* _Rows_:
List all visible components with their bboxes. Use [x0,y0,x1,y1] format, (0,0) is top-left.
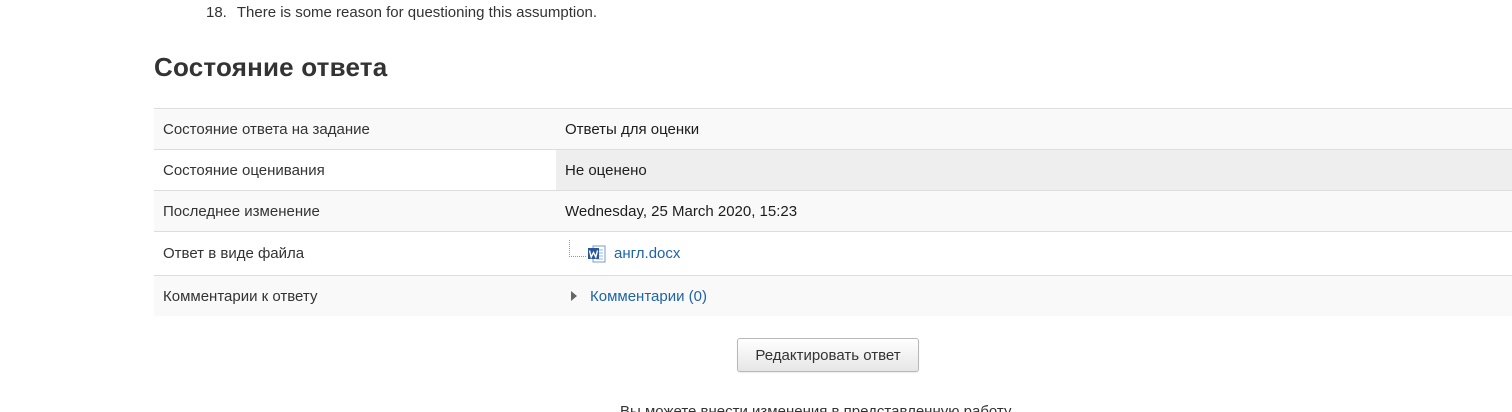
file-submission-label: Ответ в виде файла [154,231,556,276]
table-row: Последнее изменение Wednesday, 25 March … [154,190,1512,232]
last-modified-label: Последнее изменение [154,190,556,232]
submission-status-value: Ответы для оценки [556,108,1512,150]
submission-status-table: Состояние ответа на задание Ответы для о… [154,108,1512,316]
submission-status-page: 18. There is some reason for questioning… [0,0,1512,412]
file-link[interactable]: англ.docx [614,245,680,262]
file-tree: англ.docx [565,240,1503,263]
grading-status-label: Состояние оценивания [154,149,556,191]
word-doc-icon [588,245,606,262]
table-row: Комментарии к ответу Комментарии (0) [154,275,1512,316]
list-item-number: 18. [206,4,227,21]
tree-connector [569,240,586,257]
file-submission-value: англ.docx [556,231,1512,276]
table-row: Состояние оценивания Не оценено [154,149,1512,191]
table-row: Ответ в виде файла англ.docx [154,231,1512,276]
submission-comments-label: Комментарии к ответу [154,275,556,316]
grading-status-value: Не оценено [556,149,1512,191]
table-row: Состояние ответа на задание Ответы для о… [154,108,1512,150]
section-title: Состояние ответа [154,52,388,82]
list-item-text: There is some reason for questioning thi… [236,4,598,21]
list-item: 18. There is some reason for questioning… [206,4,597,21]
expand-triangle-icon[interactable] [571,291,577,301]
comments-link[interactable]: Комментарии (0) [590,288,707,305]
edit-hint-text: Вы можете внести изменения в представлен… [620,403,1012,412]
last-modified-value: Wednesday, 25 March 2020, 15:23 [556,190,1512,232]
edit-submission-button[interactable]: Редактировать ответ [737,338,919,372]
comments-toggle[interactable]: Комментарии (0) [565,288,1503,305]
submission-status-label: Состояние ответа на задание [154,108,556,150]
submission-comments-value: Комментарии (0) [556,275,1512,316]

* _Short exercise_: Convert every line of the listing above into a Markdown table with a Row column for the number and an Entry column for the line, skipping blank lines. Leave the pictures out.

* _Output of the exercise_:
| Row | Entry |
|---|---|
| 1 | List all visible components with their bboxes. Use [x0,y0,x1,y1] format, (0,0) is top-left. |
| 2 | file-submission-label: Ответ в виде файла [154,231,556,276] |
| 3 | table-row: Последнее изменение Wednesday, 25 March … [154,190,1512,232] |
| 4 | last-modified-label: Последнее изменение [154,190,556,232] |
| 5 | submission-status-value: Ответы для оценки [556,108,1512,150] |
| 6 | submission-status-table: Состояние ответа на задание Ответы для о… [154,108,1512,316] |
| 7 | submission-status-page: 18. There is some reason for questioning… [0,0,1512,412] |
| 8 | file-link[interactable]: англ.docx [614,245,680,262] |
| 9 | file-tree: англ.docx [565,240,1503,263] |
| 10 | grading-status-label: Состояние оценивания [154,149,556,191] |
| 11 | word-doc-icon [588,245,606,262] |
| 12 | table-row: Комментарии к ответу Комментарии (0) [154,275,1512,316] |
| 13 | list-item-number: 18. [206,4,227,21] |
| 14 | tree-connector [569,240,586,257] |
| 15 | file-submission-value: англ.docx [556,231,1512,276] |
| 16 | table-row: Состояние оценивания Не оценено [154,149,1512,191] |
| 17 | table-row: Ответ в виде файла англ.docx [154,231,1512,276] |
| 18 | submission-comments-label: Комментарии к ответу [154,275,556,316] |
| 19 | grading-status-value: Не оценено [556,149,1512,191] |
| 20 | table-row: Состояние ответа на задание Ответы для о… [154,108,1512,150] |
| 21 | section-title: Состояние ответа [154,52,388,82] |
| 22 | list-item-text: There is some reason for questioning thi… [236,4,598,21] |
| 23 | list-item: 18. There is some reason for questioning… [206,4,597,21] |
| 24 | expand-triangle-icon[interactable] [571,291,577,301] |
| 25 | comments-link[interactable]: Комментарии (0) [590,288,707,305] |
| 26 | edit-hint-text: Вы можете внести изменения в представлен… [620,403,1012,412] |
| 27 | last-modified-value: Wednesday, 25 March 2020, 15:23 [556,190,1512,232] |
| 28 | edit-submission-button[interactable]: Редактировать ответ [737,338,919,372] |
| 29 | comments-toggle[interactable]: Комментарии (0) [565,288,1503,305] |
| 30 | submission-status-label: Состояние ответа на задание [154,108,556,150] |
| 31 | submission-comments-value: Комментарии (0) [556,275,1512,316] |